Start Given entries
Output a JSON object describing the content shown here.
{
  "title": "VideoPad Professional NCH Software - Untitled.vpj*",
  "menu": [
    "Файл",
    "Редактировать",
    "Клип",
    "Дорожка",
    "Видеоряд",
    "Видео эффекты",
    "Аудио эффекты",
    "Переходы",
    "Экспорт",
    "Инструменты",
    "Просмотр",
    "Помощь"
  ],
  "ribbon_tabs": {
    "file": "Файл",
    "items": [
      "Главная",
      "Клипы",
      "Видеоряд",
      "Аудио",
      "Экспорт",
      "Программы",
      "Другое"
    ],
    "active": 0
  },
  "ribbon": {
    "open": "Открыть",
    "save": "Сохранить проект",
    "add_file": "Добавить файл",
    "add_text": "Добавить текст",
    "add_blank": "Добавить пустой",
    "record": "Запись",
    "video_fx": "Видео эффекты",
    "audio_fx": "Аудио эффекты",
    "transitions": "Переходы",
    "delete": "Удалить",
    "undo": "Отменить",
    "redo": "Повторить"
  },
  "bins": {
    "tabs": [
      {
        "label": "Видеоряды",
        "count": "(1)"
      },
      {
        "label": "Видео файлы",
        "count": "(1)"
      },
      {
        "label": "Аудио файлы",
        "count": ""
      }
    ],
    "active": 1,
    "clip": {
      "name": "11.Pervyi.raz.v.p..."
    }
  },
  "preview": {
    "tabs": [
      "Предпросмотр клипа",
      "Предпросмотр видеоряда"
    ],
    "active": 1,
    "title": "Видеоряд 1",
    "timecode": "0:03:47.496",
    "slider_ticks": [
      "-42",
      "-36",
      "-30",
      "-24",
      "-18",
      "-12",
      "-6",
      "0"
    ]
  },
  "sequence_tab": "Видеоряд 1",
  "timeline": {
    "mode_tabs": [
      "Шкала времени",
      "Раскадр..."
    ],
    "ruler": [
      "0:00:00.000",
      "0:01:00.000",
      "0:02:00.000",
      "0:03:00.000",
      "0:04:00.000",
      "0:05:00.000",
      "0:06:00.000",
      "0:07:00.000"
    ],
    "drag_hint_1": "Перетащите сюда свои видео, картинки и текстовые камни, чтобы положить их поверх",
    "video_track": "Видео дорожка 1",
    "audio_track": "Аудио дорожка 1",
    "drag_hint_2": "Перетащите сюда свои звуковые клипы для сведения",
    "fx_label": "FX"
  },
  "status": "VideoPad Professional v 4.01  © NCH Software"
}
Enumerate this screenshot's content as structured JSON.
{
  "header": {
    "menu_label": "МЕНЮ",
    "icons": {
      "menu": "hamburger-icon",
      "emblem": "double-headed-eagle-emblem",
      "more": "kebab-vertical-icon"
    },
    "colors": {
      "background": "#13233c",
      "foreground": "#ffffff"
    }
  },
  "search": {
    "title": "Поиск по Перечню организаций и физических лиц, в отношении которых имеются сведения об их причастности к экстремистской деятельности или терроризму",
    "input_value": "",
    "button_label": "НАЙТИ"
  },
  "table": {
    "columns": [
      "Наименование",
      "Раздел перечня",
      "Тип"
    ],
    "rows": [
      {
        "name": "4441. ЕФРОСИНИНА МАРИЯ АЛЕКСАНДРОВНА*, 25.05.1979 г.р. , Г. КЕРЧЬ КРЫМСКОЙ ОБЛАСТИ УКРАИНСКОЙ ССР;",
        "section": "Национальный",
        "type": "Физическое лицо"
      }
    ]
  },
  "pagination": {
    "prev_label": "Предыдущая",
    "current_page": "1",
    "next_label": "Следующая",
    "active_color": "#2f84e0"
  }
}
End Given entries
■ **What the task asks**: Find the lines above holding the word "JSON" and show them.

■ **Output for this task**:
Output a JSON object describing the content shown here.
Enumerate this screenshot's content as structured JSON.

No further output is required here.